Written problem =
Find the lines below that contain the string "Easter". Copy each one.

start Data supplied

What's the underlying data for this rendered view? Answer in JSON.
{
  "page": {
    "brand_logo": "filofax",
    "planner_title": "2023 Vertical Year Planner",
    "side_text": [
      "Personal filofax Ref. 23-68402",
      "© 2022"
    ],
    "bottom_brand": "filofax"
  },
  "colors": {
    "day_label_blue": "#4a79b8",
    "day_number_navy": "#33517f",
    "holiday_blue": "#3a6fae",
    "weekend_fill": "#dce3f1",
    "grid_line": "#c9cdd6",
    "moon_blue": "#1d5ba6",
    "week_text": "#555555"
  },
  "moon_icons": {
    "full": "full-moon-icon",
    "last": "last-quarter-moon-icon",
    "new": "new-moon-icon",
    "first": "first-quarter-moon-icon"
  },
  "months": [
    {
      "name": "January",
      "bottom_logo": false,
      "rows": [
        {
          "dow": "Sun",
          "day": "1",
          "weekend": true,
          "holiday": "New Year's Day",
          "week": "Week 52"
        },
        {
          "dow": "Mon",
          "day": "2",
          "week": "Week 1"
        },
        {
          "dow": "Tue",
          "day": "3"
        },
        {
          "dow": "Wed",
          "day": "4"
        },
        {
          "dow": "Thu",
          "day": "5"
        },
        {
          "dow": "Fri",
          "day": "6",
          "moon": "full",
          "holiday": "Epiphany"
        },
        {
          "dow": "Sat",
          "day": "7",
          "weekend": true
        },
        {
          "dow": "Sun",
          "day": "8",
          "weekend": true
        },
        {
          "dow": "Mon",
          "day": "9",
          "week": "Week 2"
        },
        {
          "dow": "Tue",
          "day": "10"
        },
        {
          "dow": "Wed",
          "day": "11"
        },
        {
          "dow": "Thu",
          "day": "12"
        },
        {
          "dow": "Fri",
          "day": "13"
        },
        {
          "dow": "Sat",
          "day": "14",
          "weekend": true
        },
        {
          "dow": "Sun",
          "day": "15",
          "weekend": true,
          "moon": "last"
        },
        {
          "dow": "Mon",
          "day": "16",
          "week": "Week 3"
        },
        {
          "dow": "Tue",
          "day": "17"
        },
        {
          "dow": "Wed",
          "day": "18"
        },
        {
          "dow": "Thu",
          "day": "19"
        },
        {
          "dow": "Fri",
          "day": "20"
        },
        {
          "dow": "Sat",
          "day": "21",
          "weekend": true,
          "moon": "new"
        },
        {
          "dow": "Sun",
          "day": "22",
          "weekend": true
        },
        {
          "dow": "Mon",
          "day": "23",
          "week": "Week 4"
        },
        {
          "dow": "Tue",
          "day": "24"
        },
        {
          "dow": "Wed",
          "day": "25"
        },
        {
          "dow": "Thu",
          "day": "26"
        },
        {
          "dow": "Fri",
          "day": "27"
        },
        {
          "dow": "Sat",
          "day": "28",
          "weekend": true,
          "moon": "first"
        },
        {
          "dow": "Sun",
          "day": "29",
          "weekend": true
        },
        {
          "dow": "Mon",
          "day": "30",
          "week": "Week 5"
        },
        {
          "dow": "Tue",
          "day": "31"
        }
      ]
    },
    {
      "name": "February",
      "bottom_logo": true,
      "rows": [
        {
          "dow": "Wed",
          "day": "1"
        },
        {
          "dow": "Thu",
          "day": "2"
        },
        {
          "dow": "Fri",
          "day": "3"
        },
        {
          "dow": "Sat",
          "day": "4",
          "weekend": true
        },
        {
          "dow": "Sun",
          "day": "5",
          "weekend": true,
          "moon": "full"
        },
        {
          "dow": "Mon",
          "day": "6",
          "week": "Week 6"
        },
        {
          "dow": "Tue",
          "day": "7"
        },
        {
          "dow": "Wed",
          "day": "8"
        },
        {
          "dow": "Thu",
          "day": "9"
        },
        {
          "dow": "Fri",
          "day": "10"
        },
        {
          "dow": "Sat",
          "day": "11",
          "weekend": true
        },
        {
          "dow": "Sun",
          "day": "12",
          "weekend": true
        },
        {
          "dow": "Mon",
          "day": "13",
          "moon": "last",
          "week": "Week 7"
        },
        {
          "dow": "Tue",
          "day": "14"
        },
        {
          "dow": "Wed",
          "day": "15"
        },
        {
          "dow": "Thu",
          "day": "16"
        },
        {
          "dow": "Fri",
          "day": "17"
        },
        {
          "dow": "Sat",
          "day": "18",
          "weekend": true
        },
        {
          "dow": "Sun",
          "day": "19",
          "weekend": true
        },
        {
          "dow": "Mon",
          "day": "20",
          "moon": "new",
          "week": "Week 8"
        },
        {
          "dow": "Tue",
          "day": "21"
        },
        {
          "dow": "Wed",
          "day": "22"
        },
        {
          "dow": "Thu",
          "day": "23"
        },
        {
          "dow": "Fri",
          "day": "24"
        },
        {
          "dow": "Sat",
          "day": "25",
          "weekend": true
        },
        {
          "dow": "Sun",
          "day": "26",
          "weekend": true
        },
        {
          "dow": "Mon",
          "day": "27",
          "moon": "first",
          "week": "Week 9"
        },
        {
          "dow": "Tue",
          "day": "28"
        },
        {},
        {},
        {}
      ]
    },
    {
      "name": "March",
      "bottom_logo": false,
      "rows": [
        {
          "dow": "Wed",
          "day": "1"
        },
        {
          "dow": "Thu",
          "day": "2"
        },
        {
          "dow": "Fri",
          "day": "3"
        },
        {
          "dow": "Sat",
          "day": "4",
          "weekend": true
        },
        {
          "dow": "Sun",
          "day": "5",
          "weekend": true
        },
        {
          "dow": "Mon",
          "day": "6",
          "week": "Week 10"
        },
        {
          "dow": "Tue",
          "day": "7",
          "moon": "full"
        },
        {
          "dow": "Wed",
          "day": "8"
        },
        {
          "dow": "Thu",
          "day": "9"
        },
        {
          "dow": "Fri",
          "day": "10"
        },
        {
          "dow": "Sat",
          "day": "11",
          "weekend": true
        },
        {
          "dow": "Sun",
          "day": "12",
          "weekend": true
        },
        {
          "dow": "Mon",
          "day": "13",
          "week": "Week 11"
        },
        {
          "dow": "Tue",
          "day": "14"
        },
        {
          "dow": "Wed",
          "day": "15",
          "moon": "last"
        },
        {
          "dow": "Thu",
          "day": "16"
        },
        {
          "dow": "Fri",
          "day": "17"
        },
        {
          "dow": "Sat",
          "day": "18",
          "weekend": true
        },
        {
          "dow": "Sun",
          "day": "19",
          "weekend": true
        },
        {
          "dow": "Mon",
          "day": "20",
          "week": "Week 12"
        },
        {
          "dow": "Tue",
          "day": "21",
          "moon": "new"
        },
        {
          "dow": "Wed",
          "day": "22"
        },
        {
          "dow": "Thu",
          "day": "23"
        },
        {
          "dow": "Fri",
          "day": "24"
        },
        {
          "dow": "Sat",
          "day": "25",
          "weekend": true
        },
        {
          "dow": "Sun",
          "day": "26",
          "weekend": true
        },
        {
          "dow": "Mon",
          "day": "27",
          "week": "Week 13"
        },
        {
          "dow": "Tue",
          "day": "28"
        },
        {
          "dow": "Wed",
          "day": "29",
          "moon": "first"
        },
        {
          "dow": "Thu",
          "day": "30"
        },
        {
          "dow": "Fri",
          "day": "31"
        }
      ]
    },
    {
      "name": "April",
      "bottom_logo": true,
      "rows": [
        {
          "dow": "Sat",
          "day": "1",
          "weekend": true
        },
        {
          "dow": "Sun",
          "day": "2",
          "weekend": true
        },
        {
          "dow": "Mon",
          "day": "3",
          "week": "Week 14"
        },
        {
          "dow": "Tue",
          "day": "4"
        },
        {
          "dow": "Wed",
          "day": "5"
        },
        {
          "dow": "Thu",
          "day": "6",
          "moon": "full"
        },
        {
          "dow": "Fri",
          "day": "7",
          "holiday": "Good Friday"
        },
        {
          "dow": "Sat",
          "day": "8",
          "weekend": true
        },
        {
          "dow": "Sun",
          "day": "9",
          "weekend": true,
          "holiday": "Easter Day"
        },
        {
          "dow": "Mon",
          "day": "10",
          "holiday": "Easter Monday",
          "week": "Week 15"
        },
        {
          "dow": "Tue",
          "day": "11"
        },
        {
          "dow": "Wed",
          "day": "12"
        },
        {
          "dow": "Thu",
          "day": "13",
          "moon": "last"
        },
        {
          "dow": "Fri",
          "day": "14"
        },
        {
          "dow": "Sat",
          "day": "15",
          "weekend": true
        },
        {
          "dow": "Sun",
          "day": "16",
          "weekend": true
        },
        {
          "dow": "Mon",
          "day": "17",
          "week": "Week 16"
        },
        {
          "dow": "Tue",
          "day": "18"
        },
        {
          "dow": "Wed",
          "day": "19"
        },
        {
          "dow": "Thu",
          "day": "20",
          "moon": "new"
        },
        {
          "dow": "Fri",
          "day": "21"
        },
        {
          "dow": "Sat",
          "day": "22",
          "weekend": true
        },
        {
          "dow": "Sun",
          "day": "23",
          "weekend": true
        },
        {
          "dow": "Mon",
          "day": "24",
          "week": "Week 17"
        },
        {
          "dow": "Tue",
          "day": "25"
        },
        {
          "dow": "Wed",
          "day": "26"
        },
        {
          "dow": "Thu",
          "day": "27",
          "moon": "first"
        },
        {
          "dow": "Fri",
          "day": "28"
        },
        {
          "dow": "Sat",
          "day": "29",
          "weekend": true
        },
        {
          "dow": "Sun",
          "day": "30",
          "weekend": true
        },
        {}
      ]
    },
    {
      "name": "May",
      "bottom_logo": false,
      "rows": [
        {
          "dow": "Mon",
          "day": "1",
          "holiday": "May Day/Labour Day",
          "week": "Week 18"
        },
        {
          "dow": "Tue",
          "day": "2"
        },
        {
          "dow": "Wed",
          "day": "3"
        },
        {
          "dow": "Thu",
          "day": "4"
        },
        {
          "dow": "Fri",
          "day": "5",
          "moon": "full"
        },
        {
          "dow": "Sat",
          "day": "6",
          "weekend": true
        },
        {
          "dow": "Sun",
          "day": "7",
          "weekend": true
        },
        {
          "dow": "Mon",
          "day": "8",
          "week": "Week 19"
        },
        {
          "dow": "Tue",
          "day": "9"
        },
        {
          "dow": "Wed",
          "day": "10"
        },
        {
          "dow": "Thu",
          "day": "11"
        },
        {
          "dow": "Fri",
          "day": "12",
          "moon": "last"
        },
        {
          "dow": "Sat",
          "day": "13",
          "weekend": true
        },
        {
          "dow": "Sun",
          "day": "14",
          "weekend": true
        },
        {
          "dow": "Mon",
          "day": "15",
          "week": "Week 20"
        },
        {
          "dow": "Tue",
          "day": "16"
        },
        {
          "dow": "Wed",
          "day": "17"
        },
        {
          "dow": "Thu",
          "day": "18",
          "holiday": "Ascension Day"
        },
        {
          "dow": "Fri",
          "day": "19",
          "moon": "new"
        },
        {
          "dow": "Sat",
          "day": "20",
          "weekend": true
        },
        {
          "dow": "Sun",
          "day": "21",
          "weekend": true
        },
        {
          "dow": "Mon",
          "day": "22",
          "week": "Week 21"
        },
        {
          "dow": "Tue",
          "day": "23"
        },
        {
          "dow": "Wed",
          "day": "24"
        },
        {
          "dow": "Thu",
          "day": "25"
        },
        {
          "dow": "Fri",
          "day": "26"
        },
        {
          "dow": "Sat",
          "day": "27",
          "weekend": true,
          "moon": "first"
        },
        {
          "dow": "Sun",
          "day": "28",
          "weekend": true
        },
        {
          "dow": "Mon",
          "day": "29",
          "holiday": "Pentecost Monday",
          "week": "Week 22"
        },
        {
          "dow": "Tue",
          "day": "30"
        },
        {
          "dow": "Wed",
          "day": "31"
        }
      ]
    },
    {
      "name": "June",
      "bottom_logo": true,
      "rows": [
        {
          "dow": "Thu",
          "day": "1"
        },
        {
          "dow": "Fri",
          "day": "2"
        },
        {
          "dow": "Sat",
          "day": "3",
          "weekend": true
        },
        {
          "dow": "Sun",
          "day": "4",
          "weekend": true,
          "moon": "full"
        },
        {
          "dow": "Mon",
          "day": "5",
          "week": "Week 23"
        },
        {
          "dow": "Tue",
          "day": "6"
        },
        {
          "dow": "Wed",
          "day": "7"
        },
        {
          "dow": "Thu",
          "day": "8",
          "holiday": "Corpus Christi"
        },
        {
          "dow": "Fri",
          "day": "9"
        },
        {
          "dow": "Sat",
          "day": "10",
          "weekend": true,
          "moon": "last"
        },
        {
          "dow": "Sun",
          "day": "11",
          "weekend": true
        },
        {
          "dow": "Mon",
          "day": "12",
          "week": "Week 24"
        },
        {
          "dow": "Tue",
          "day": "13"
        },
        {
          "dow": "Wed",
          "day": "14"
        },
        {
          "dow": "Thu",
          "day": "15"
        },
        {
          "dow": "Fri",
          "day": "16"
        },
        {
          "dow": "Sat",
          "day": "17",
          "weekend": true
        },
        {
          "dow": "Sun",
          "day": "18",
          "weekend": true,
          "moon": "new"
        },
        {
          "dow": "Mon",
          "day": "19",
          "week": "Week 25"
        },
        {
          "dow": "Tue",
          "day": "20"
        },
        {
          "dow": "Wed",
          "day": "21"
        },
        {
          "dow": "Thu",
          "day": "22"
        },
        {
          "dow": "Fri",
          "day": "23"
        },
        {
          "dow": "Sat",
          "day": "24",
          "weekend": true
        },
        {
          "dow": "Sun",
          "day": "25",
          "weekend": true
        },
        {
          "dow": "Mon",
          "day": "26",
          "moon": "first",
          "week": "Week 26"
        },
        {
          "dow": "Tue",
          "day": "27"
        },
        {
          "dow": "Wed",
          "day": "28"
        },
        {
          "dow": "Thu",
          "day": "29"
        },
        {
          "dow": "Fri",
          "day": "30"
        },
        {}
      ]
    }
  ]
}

end Data supplied

Result for this exercise =
          "holiday": "Easter Day"
          "holiday": "Easter Monday",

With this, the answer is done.